Chart and figure data:
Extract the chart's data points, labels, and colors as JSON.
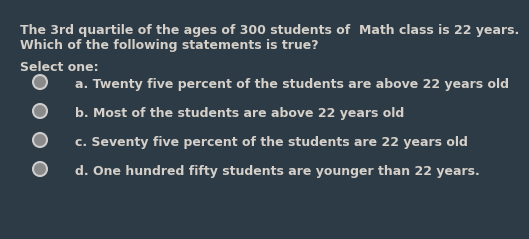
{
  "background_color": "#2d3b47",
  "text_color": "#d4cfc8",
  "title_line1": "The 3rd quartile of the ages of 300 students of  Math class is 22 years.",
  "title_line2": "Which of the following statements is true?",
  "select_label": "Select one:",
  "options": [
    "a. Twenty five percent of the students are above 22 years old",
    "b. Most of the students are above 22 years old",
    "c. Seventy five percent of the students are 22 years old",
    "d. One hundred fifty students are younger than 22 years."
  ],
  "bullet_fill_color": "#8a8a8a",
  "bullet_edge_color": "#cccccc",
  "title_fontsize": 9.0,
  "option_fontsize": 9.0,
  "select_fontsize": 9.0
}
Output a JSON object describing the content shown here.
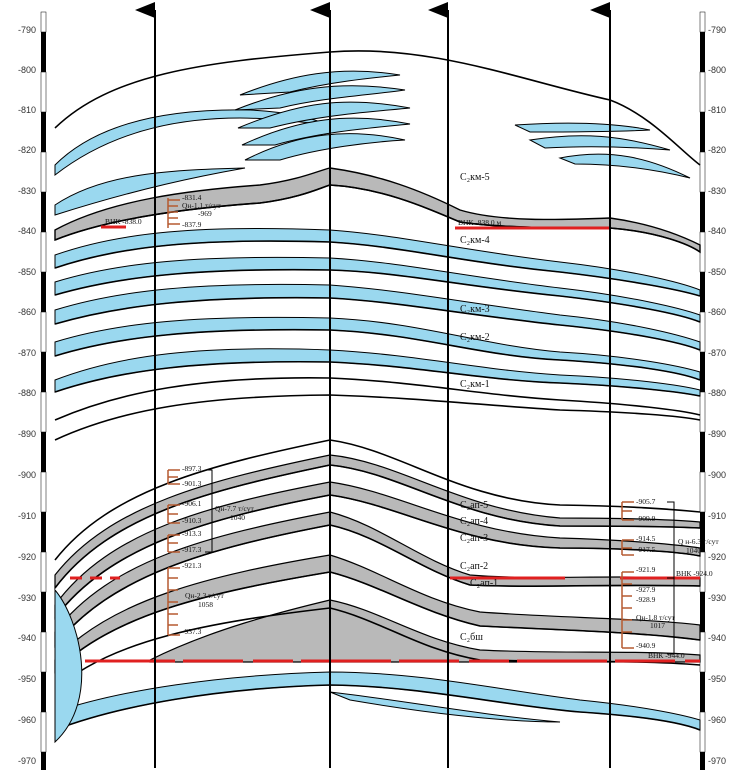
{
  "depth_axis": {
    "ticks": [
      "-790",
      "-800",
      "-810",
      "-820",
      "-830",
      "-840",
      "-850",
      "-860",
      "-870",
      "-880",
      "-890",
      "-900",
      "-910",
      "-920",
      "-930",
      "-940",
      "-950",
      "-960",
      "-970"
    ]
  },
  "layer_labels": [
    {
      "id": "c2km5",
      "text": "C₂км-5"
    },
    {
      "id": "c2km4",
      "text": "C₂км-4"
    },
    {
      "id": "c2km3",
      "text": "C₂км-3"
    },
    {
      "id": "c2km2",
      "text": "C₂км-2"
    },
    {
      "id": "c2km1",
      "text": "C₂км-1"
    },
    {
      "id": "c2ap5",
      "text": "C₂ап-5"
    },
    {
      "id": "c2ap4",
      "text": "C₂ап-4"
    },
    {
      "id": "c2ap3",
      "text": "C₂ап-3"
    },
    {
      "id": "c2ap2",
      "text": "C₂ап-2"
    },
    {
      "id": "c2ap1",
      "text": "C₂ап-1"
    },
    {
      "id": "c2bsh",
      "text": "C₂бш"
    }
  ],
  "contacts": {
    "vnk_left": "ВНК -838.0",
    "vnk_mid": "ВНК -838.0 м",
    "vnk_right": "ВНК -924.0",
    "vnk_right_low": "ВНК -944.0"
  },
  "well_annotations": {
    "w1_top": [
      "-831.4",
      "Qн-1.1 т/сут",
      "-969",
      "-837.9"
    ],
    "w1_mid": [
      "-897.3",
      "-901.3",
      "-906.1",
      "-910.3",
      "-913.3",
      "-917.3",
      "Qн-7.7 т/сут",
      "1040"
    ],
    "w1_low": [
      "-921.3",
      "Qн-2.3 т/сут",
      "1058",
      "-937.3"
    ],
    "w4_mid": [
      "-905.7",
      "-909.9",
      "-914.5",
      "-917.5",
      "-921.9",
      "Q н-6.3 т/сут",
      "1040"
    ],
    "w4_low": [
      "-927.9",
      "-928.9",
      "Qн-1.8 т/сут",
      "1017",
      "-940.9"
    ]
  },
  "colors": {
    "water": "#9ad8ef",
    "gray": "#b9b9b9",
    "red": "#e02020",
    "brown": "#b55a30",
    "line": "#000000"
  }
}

* * *

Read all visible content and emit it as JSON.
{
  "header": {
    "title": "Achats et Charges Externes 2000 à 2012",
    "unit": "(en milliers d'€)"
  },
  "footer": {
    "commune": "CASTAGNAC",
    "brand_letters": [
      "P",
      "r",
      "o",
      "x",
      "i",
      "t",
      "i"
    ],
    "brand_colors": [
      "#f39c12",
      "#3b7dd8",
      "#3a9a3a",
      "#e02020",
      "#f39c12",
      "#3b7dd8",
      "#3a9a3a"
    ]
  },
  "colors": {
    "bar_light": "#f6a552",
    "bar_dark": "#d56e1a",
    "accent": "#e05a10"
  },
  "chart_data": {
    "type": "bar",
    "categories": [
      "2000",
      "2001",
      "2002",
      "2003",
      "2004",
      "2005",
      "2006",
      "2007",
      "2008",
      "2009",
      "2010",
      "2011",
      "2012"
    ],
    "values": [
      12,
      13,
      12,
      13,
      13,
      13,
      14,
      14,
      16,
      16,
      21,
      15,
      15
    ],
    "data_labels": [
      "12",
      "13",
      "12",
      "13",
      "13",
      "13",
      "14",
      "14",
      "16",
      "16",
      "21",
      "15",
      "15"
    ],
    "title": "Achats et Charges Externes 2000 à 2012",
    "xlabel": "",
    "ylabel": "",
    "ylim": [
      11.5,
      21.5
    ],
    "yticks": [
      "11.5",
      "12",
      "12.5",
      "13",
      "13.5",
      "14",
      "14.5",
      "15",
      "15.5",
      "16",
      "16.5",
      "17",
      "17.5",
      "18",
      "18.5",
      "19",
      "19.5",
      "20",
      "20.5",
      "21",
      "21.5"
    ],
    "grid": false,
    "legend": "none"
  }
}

* Short problem
Copy all lines above containing the string "JSON".

* Full solution
Extract the chart's data points, labels, and colors as JSON.
Output a JSON object describing the content shown here.
Read all visible content and emit it as JSON.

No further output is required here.